**Problem:** Identify the lines that contain the string "Company" and copy all of them.

--- start of Dataset records ---

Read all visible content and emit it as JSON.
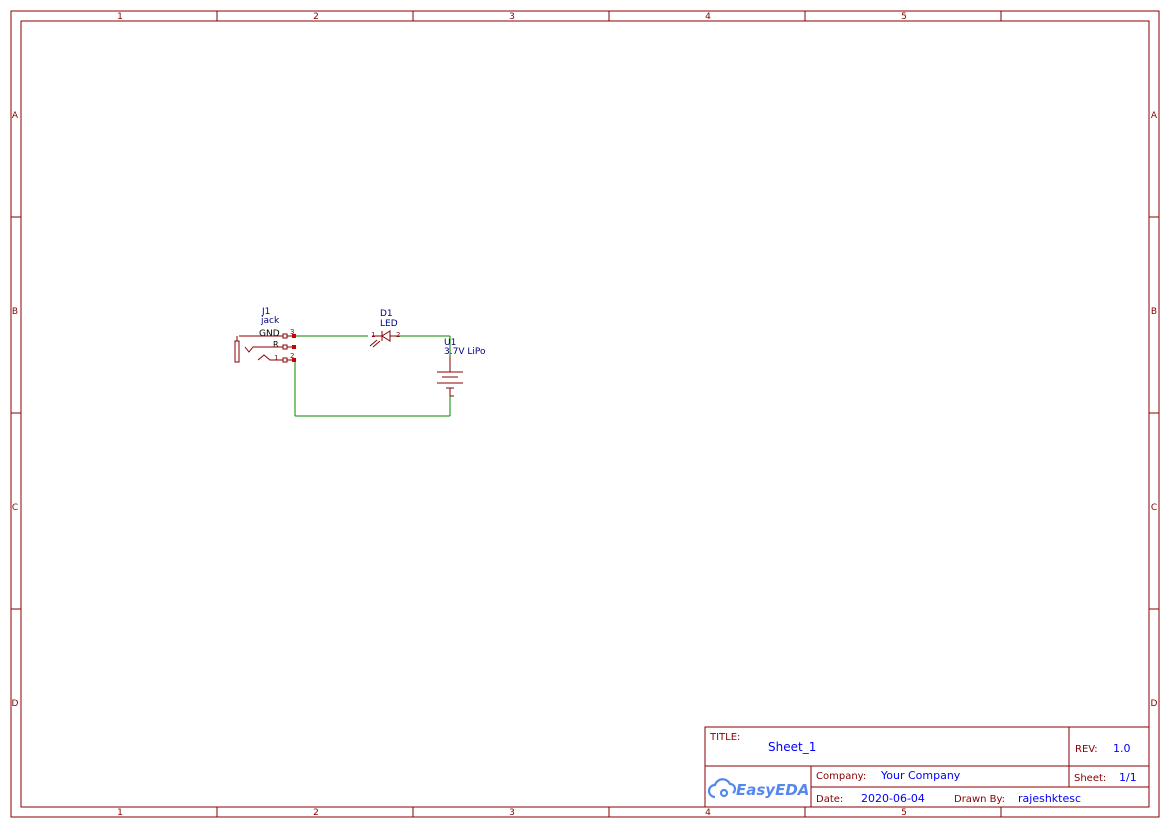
{
  "colors": {
    "frame": "#880000",
    "wire": "#008800",
    "designator": "#000080",
    "pin_text": "#880000",
    "value_text": "#0000ff",
    "tb_label": "#880000",
    "tb_value": "#0000ff",
    "logo": "#5588ee"
  },
  "frame": {
    "columns": [
      "1",
      "2",
      "3",
      "4",
      "5"
    ],
    "rows": [
      "A",
      "B",
      "C",
      "D"
    ]
  },
  "components": {
    "jack": {
      "ref": "J1",
      "name": "jack",
      "pin_gnd": "GND",
      "pin_r": "R",
      "pin_num_3": "3",
      "pin_num_1": "1",
      "pin_num_2": "2"
    },
    "led": {
      "ref": "D1",
      "name": "LED",
      "pin_1": "1",
      "pin_2": "2"
    },
    "battery": {
      "ref": "U1",
      "name": "3.7V LiPo"
    }
  },
  "title_block": {
    "title_label": "TITLE:",
    "title_value": "Sheet_1",
    "rev_label": "REV:",
    "rev_value": "1.0",
    "company_label": "Company:",
    "company_value": "Your Company",
    "sheet_label": "Sheet:",
    "sheet_value": "1/1",
    "date_label": "Date:",
    "date_value": "2020-06-04",
    "drawn_label": "Drawn By:",
    "drawn_value": "rajeshktesc",
    "logo_text": "EasyEDA"
  }
}
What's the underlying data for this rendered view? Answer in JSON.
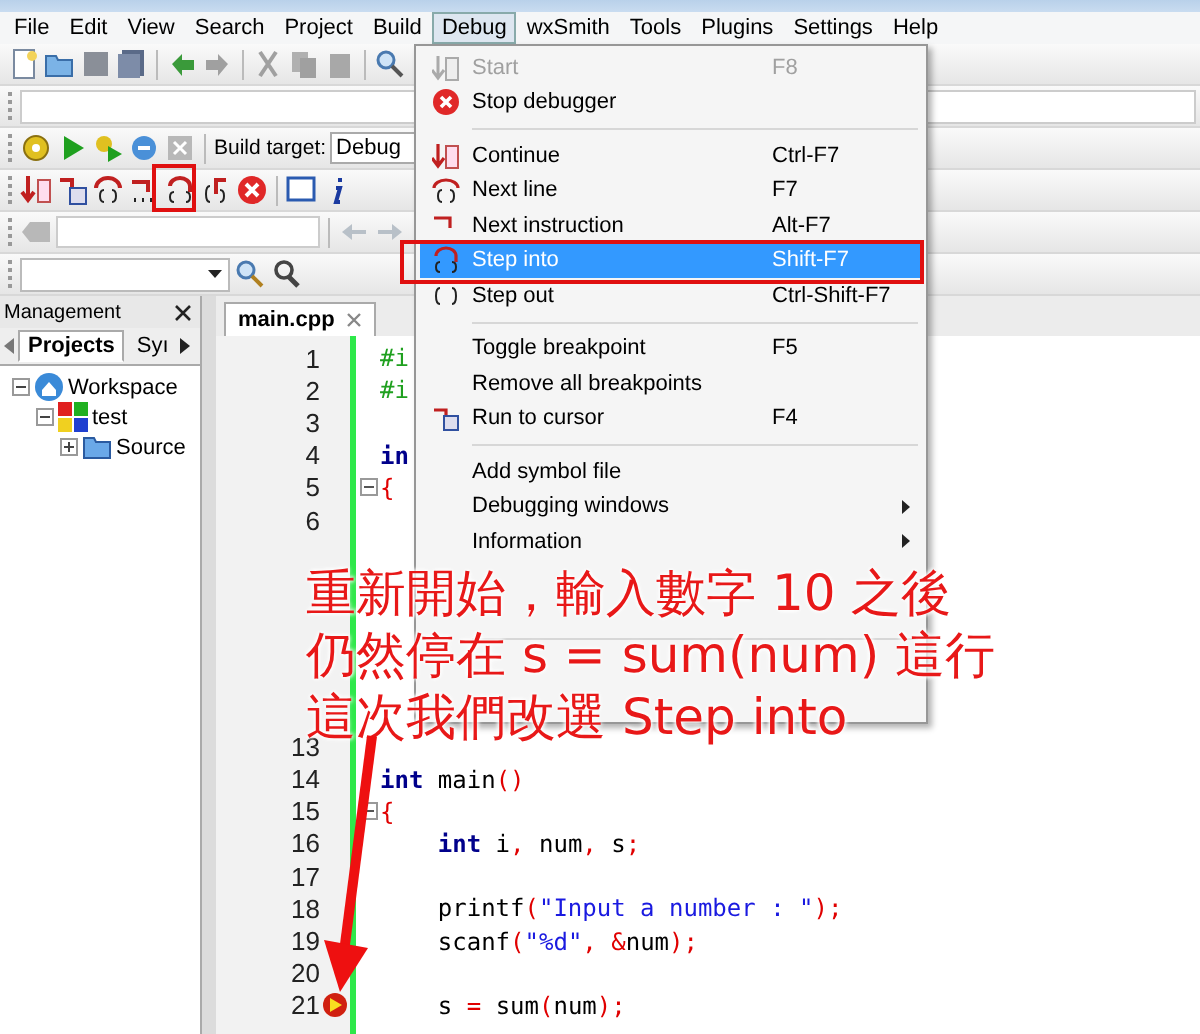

--- end of Dataset records ---

**Finished task:**
    "company_label": "Company:",
    "company_value": "Your Company",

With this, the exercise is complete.